Text to read:
begin
# Caramel; How To Make It Not So Sticky



## ashleyirene (Dec 17, 2014)

Good Morning Ladies and Gents, 

I run a candy apple business and I am looking to make a new caramel to coat my candy apples in. I use white sugar, corn syrup, vanilla, butter, and evaporated milk (as I don't want to have to store or buy new ingredients). The first batch that I made was insanely sticky. The second batch I made was much better, but still just a little too sticky in my opinion (I added extra butter in the second batch). 

What can I do to make it not so sticky, but sticky enough to stick to the apple. When I say it was too sticky I mean you couldn't even get it out of your teeth (first batch). Any suggestions?
end
Directions:
[A] Give again the part of the caramel thread that opens with "## ashleyirene (Dec" and closes with "the second batch).", swapping "evaporated milk" for "heavy cream".
[B] Write the next part of the caramel thread, picking up after its last sentence.

Dataset extract:
begin
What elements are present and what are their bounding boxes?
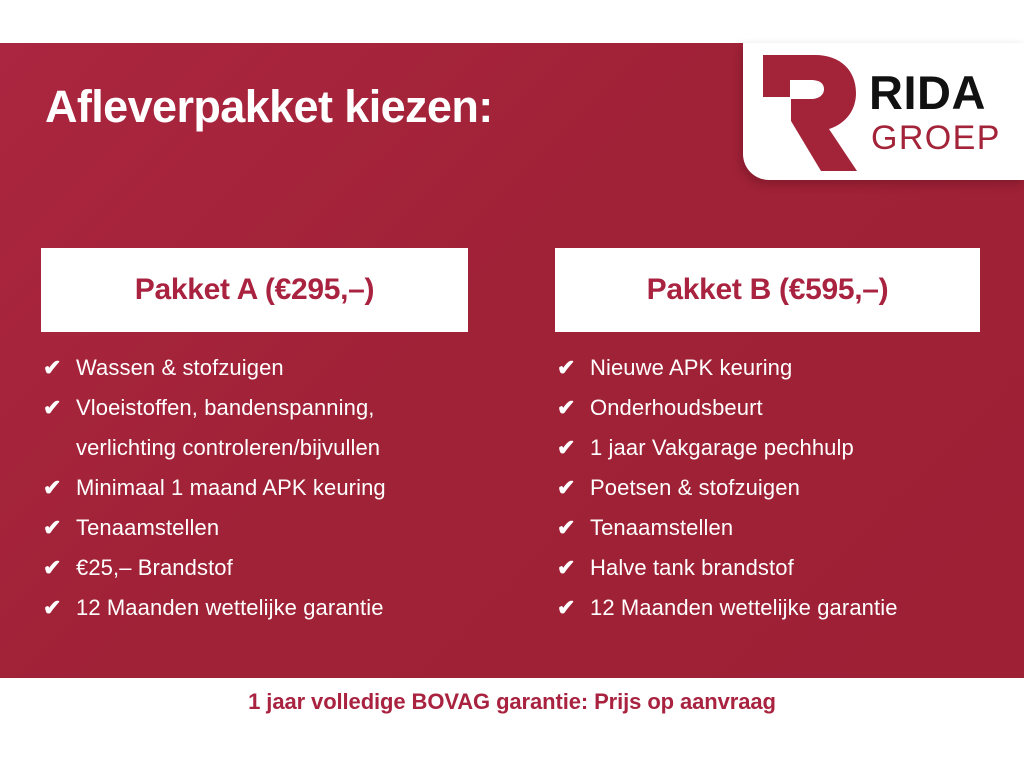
list-item: ✔ Tenaamstellen: [41, 508, 468, 548]
list-item-label: Poetsen & stofzuigen: [590, 475, 800, 500]
pakket-b-title: Pakket B (€595,–): [647, 273, 889, 307]
check-icon: ✔: [43, 468, 67, 508]
list-item: ✔ Nieuwe APK keuring: [555, 348, 980, 388]
logo-panel: RIDA GROEP: [743, 43, 1024, 180]
pakket-a-title: Pakket A (€295,–): [135, 273, 375, 307]
package-column-b: Pakket B (€595,–) ✔ Nieuwe APK keuring ✔…: [555, 248, 980, 628]
list-item-label: Wassen & stofzuigen: [76, 355, 284, 380]
list-item: ✔ Poetsen & stofzuigen: [555, 468, 980, 508]
list-item: ✔ Vloeistoffen, bandenspanning, verlicht…: [41, 388, 468, 468]
list-item-label: Nieuwe APK keuring: [590, 355, 792, 380]
list-item-label: 1 jaar Vakgarage pechhulp: [590, 435, 854, 460]
pakket-b-header-box[interactable]: Pakket B (€595,–): [555, 248, 980, 332]
list-item: ✔ 12 Maanden wettelijke garantie: [555, 588, 980, 628]
list-item: ✔ €25,– Brandstof: [41, 548, 468, 588]
list-item-label: €25,– Brandstof: [76, 555, 233, 580]
check-icon: ✔: [43, 588, 67, 628]
check-icon: ✔: [557, 468, 581, 508]
check-icon: ✔: [43, 388, 67, 428]
footer-guarantee-text: 1 jaar volledige BOVAG garantie: Prijs o…: [0, 689, 1024, 715]
list-item: ✔ 1 jaar Vakgarage pechhulp: [555, 428, 980, 468]
list-item: ✔ Wassen & stofzuigen: [41, 348, 468, 388]
list-item-label: Tenaamstellen: [76, 515, 219, 540]
logo-wordmark: RIDA GROEP: [869, 69, 1001, 155]
package-column-a: Pakket A (€295,–) ✔ Wassen & stofzuigen …: [41, 248, 468, 628]
list-item: ✔ Onderhoudsbeurt: [555, 388, 980, 428]
check-icon: ✔: [43, 548, 67, 588]
list-item-label: Minimaal 1 maand APK keuring: [76, 475, 386, 500]
list-item-label: 12 Maanden wettelijke garantie: [590, 595, 898, 620]
list-item: ✔ 12 Maanden wettelijke garantie: [41, 588, 468, 628]
list-item: ✔ Halve tank brandstof: [555, 548, 980, 588]
list-item: ✔ Tenaamstellen: [555, 508, 980, 548]
list-item-label: Tenaamstellen: [590, 515, 733, 540]
logo-primary-word: RIDA: [869, 69, 1001, 116]
list-item-label: Onderhoudsbeurt: [590, 395, 763, 420]
rida-r-monogram-icon: [757, 51, 861, 175]
check-icon: ✔: [557, 548, 581, 588]
check-icon: ✔: [43, 508, 67, 548]
page-title: Afleverpakket kiezen:: [45, 78, 705, 136]
list-item-label: 12 Maanden wettelijke garantie: [76, 595, 384, 620]
check-icon: ✔: [557, 508, 581, 548]
list-item-label: Vloeistoffen, bandenspanning, verlichtin…: [76, 395, 380, 460]
check-icon: ✔: [557, 348, 581, 388]
check-icon: ✔: [557, 388, 581, 428]
check-icon: ✔: [557, 588, 581, 628]
check-icon: ✔: [557, 428, 581, 468]
list-item-label: Halve tank brandstof: [590, 555, 794, 580]
check-icon: ✔: [43, 348, 67, 388]
logo-secondary-word: GROEP: [871, 121, 1001, 155]
pakket-a-feature-list: ✔ Wassen & stofzuigen ✔ Vloeistoffen, ba…: [41, 348, 468, 628]
pakket-a-header-box[interactable]: Pakket A (€295,–): [41, 248, 468, 332]
slide-root: Afleverpakket kiezen: RIDA GROEP Pakket …: [0, 0, 1024, 768]
list-item: ✔ Minimaal 1 maand APK keuring: [41, 468, 468, 508]
footer-bar: 1 jaar volledige BOVAG garantie: Prijs o…: [0, 678, 1024, 768]
pakket-b-feature-list: ✔ Nieuwe APK keuring ✔ Onderhoudsbeurt ✔…: [555, 348, 980, 628]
end
Responses per task:
[A]
## ashleyirene (Dec 17, 2014)

Good Morning Ladies and Gents, 

I run a candy apple business and I am looking to make a new caramel to coat my candy apples in. I use white sugar, corn syrup, vanilla, butter, and heavy cream (as I don't want to have to store or buy new ingredients). The first batch that I made was insanely sticky. The second batch I made was much better, but still just a little too sticky in my opinion (I added extra butter in the second batch).

[B]
THANK YOU!!!


----------



## minas6907 (Aug 14, 2012)

Whats your formula look like?


----------



## alaminute (Aug 22, 2013)

Could always just thin it out with cream a little.


----------



## panini (Jul 28, 2001)

@ashleyirene

Maybe post a formula.

I hope the latest out-break doesn't hurt your business. Keep everything clean and fresh.


----------



## foodpump (Oct 10, 2005)

Ummmm...Cook the caramel harder? say.. to 105-ish ?(105 celcius)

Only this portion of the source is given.